What is expected:
Pick out each line containing the string "chevron".

Given records:
%%

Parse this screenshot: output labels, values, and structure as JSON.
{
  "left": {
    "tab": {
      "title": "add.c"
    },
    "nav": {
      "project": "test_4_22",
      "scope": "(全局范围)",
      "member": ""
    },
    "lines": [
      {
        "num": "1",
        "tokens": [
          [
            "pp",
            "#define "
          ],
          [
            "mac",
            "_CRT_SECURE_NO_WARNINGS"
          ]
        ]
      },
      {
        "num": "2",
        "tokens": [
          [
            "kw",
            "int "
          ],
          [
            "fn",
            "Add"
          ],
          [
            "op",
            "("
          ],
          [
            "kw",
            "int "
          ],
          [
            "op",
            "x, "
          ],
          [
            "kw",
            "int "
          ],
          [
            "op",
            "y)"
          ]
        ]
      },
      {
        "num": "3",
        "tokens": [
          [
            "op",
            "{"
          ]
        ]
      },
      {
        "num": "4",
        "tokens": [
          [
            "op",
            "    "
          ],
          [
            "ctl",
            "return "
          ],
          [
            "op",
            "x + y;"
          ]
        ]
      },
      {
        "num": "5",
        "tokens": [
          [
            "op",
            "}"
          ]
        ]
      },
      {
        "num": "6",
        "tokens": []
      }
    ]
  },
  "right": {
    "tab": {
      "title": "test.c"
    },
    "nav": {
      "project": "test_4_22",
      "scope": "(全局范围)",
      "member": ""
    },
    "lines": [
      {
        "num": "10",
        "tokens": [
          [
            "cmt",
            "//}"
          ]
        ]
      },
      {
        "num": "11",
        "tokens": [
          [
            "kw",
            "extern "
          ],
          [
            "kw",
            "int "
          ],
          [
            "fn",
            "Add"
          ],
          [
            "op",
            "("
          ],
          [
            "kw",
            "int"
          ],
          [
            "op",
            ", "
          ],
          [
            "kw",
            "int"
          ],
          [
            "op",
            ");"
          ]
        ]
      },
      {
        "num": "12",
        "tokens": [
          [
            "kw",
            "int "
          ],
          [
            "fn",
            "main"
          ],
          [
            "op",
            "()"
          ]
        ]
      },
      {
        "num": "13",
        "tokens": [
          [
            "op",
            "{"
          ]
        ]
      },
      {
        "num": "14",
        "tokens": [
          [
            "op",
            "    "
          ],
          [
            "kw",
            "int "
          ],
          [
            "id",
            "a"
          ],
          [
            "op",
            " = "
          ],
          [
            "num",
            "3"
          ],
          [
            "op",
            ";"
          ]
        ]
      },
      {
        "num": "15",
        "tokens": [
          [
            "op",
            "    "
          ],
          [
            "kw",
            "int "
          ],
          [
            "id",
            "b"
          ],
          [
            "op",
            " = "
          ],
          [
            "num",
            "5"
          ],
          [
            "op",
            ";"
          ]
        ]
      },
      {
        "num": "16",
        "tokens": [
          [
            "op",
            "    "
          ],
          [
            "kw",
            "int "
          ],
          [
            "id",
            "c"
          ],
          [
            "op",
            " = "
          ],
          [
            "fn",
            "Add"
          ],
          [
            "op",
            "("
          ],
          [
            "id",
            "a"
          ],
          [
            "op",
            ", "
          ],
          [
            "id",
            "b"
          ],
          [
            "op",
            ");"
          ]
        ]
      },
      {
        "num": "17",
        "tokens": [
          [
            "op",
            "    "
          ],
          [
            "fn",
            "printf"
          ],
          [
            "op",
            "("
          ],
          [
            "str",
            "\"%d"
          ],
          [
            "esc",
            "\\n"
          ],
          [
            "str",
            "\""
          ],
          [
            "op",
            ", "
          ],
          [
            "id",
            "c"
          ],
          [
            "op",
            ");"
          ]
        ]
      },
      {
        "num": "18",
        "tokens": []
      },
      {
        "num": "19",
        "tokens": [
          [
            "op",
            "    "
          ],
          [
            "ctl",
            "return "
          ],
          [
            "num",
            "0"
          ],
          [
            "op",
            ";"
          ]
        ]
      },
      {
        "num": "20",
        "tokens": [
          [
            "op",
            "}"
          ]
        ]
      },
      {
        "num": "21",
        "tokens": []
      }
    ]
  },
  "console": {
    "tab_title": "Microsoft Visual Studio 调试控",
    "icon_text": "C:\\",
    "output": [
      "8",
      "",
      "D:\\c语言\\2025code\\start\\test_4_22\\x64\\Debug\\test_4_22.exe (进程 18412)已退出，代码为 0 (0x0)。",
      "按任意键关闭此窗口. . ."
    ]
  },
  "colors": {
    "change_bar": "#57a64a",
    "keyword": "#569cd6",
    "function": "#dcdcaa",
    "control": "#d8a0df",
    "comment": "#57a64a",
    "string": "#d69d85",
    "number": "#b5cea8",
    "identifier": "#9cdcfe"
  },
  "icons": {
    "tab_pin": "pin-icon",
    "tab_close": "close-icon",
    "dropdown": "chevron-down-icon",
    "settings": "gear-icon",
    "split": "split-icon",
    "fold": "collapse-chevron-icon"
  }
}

%%

Solution to the problem:
    "dropdown": "chevron-down-icon",
    "fold": "collapse-chevron-icon"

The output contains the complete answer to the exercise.